## Record extracts
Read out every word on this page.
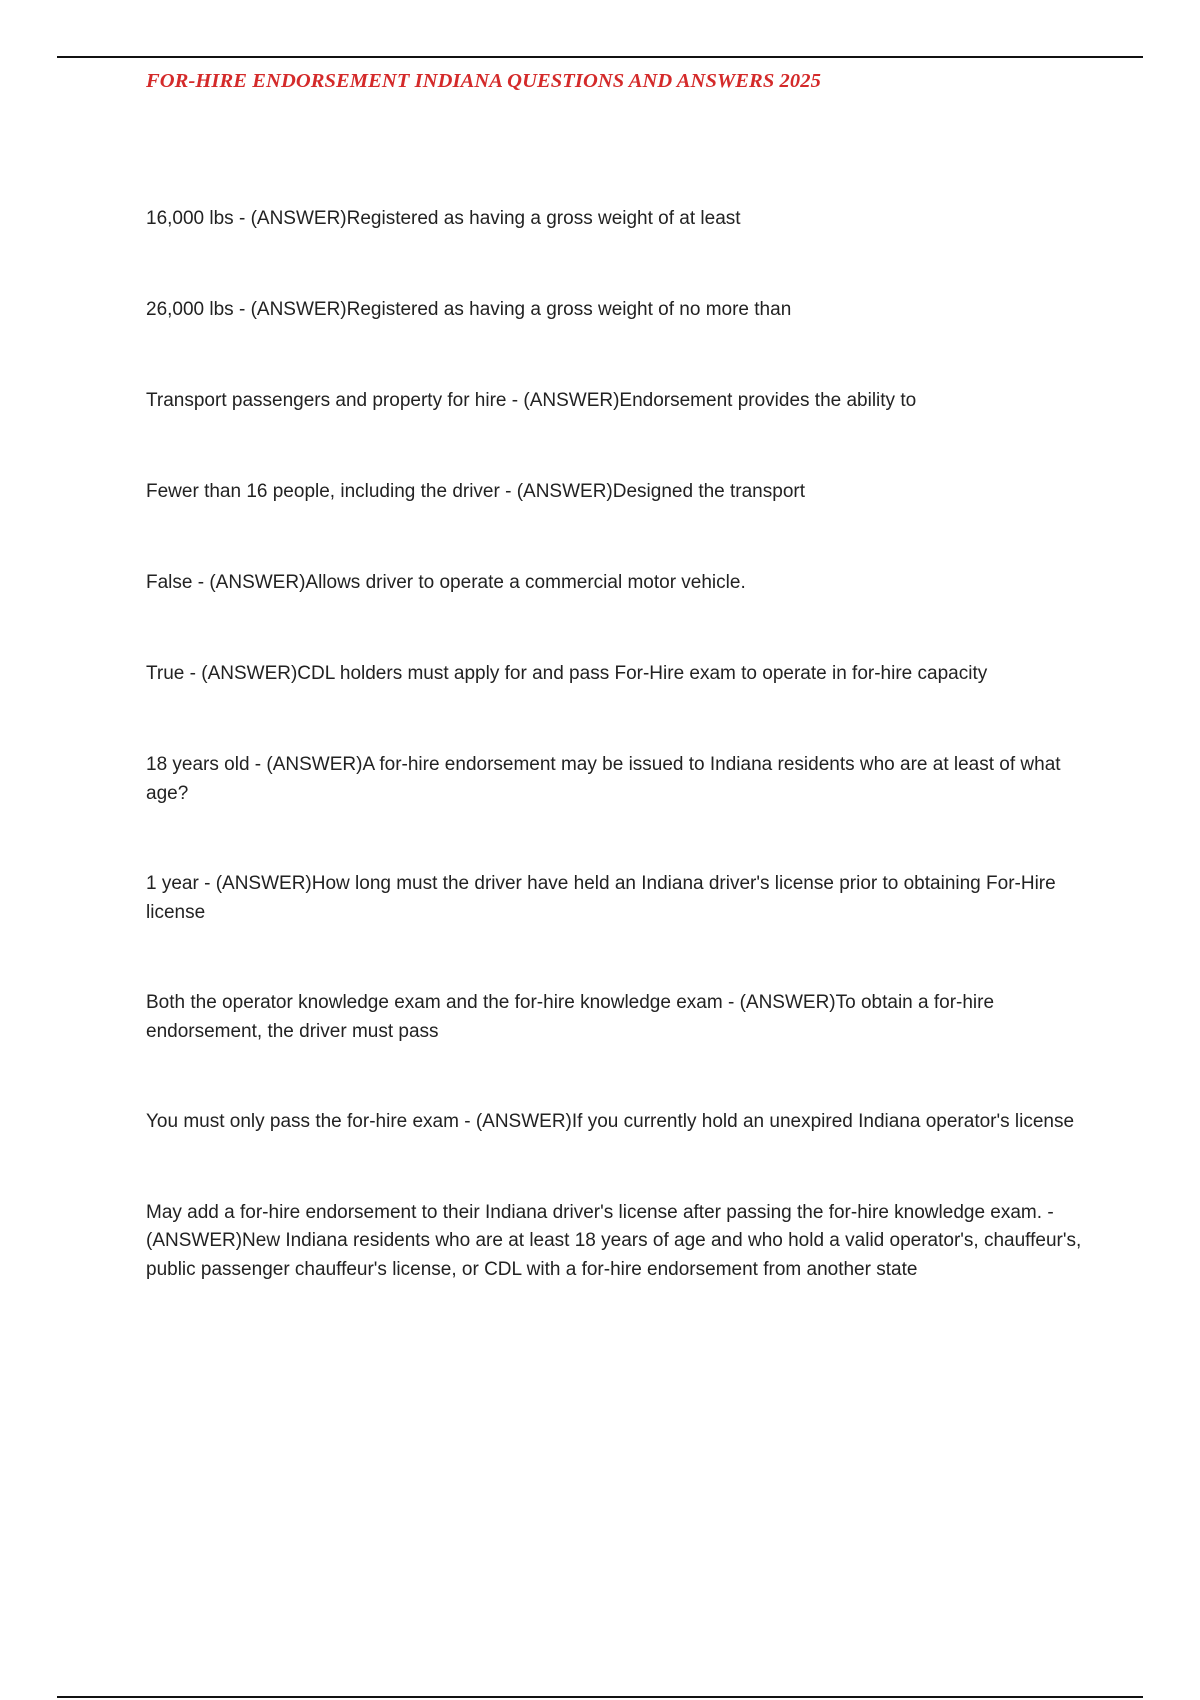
FOR-HIRE ENDORSEMENT INDIANA QUESTIONS AND ANSWERS 2025
16,000 lbs - (ANSWER)Registered as having a gross weight of at least
26,000 lbs - (ANSWER)Registered as having a gross weight of no more than
Transport passengers and property for hire - (ANSWER)Endorsement provides the ability to
Fewer than 16 people, including the driver - (ANSWER)Designed the transport
False - (ANSWER)Allows driver to operate a commercial motor vehicle.
True - (ANSWER)CDL holders must apply for and pass For-Hire exam to operate in for-hire capacity
18 years old - (ANSWER)A for-hire endorsement may be issued to Indiana residents who are at least of what age?
1 year - (ANSWER)How long must the driver have held an Indiana driver's license prior to obtaining For-Hire license
Both the operator knowledge exam and the for-hire knowledge exam - (ANSWER)To obtain a for-hire endorsement, the driver must pass
You must only pass the for-hire exam - (ANSWER)If you currently hold an unexpired Indiana operator's license
May add a for-hire endorsement to their Indiana driver's license after passing the for-hire knowledge exam. - (ANSWER)New Indiana residents who are at least 18 years of age and who hold a valid operator's, chauffeur's, public passenger chauffeur's license, or CDL with a for-hire endorsement from another state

## Problem
Check each line of the records for the word "years", and show the lines that contain it.

## Exercise answer
18 years old - (ANSWER)A for-hire endorsement may be issued to Indiana residents who are at least of what age?
May add a for-hire endorsement to their Indiana driver's license after passing the for-hire knowledge exam. - (ANSWER)New Indiana residents who are at least 18 years of age and who hold a valid operator's, chauffeur's, public passenger chauffeur's license, or CDL with a for-hire endorsement from another state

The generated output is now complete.